Quote the records that follow in full, leaving the pictures out.

(Saved data entries)
/---
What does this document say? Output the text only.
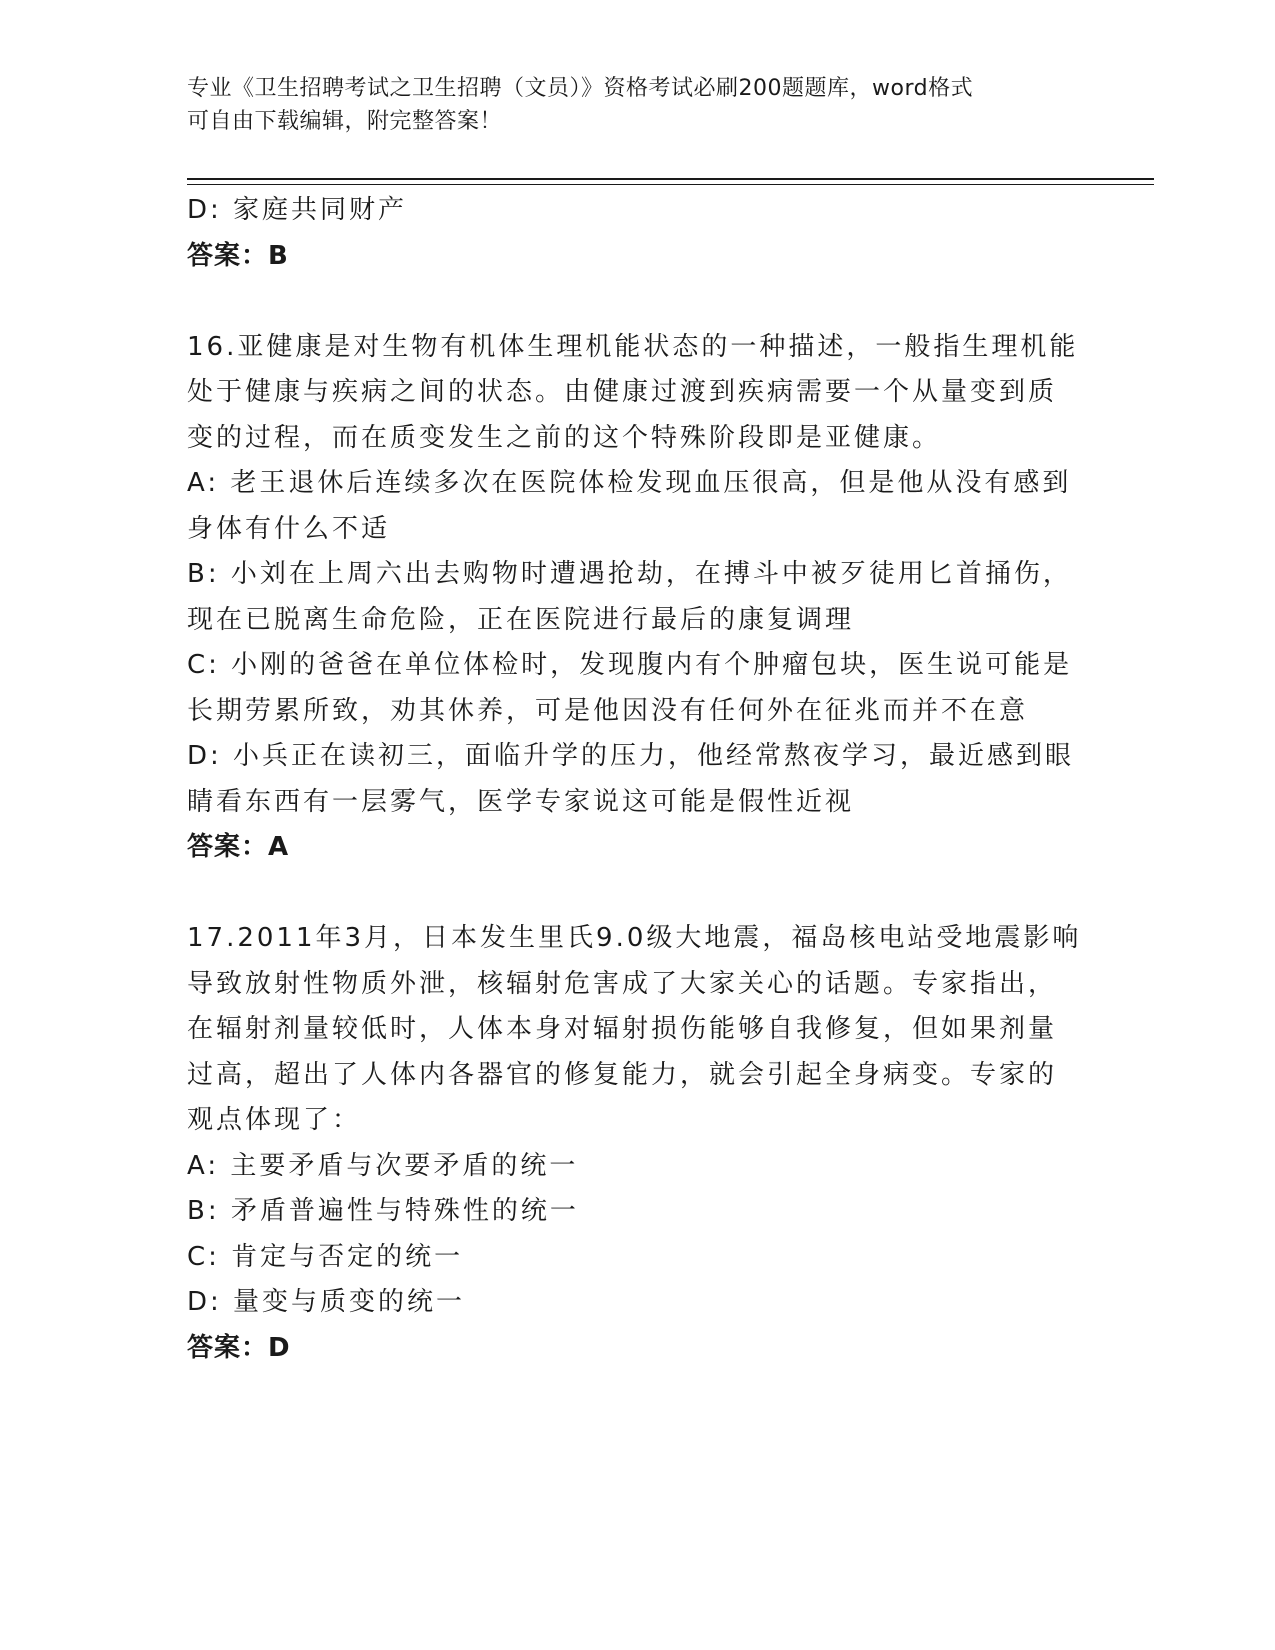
专业《卫生招聘考试之卫生招聘（文员）》资格考试必刷200题题库，word格式
可自由下载编辑，附完整答案！
D: 家庭共同财产
答案：B
16.亚健康是对生物有机体生理机能状态的一种描述，一般指生理机能
处于健康与疾病之间的状态。由健康过渡到疾病需要一个从量变到质
变的过程，而在质变发生之前的这个特殊阶段即是亚健康。
A: 老王退休后连续多次在医院体检发现血压很高，但是他从没有感到
身体有什么不适
B: 小刘在上周六出去购物时遭遇抢劫，在搏斗中被歹徒用匕首捅伤，
现在已脱离生命危险，正在医院进行最后的康复调理
C: 小刚的爸爸在单位体检时，发现腹内有个肿瘤包块，医生说可能是
长期劳累所致，劝其休养，可是他因没有任何外在征兆而并不在意
D: 小兵正在读初三，面临升学的压力，他经常熬夜学习，最近感到眼
睛看东西有一层雾气，医学专家说这可能是假性近视
答案：A
17.2011年3月，日本发生里氏9.0级大地震，福岛核电站受地震影响
导致放射性物质外泄，核辐射危害成了大家关心的话题。专家指出，
在辐射剂量较低时，人体本身对辐射损伤能够自我修复，但如果剂量
过高，超出了人体内各器官的修复能力，就会引起全身病变。专家的
观点体现了：
A: 主要矛盾与次要矛盾的统一
B: 矛盾普遍性与特殊性的统一
C: 肯定与否定的统一
D: 量变与质变的统一
答案：D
\---
#### WRITTEN REPLY:
What does this document say? Output the text only.
专业《卫生招聘考试之卫生招聘（文员）》资格考试必刷200题题库，word格式
可自由下载编辑，附完整答案！
D: 家庭共同财产
答案：B
16.亚健康是对生物有机体生理机能状态的一种描述，一般指生理机能
处于健康与疾病之间的状态。由健康过渡到疾病需要一个从量变到质
变的过程，而在质变发生之前的这个特殊阶段即是亚健康。
A: 老王退休后连续多次在医院体检发现血压很高，但是他从没有感到
身体有什么不适
B: 小刘在上周六出去购物时遭遇抢劫，在搏斗中被歹徒用匕首捅伤，
现在已脱离生命危险，正在医院进行最后的康复调理
C: 小刚的爸爸在单位体检时，发现腹内有个肿瘤包块，医生说可能是
长期劳累所致，劝其休养，可是他因没有任何外在征兆而并不在意
D: 小兵正在读初三，面临升学的压力，他经常熬夜学习，最近感到眼
睛看东西有一层雾气，医学专家说这可能是假性近视
答案：A
17.2011年3月，日本发生里氏9.0级大地震，福岛核电站受地震影响
导致放射性物质外泄，核辐射危害成了大家关心的话题。专家指出，
在辐射剂量较低时，人体本身对辐射损伤能够自我修复，但如果剂量
过高，超出了人体内各器官的修复能力，就会引起全身病变。专家的
观点体现了：
A: 主要矛盾与次要矛盾的统一
B: 矛盾普遍性与特殊性的统一
C: 肯定与否定的统一
D: 量变与质变的统一
答案：D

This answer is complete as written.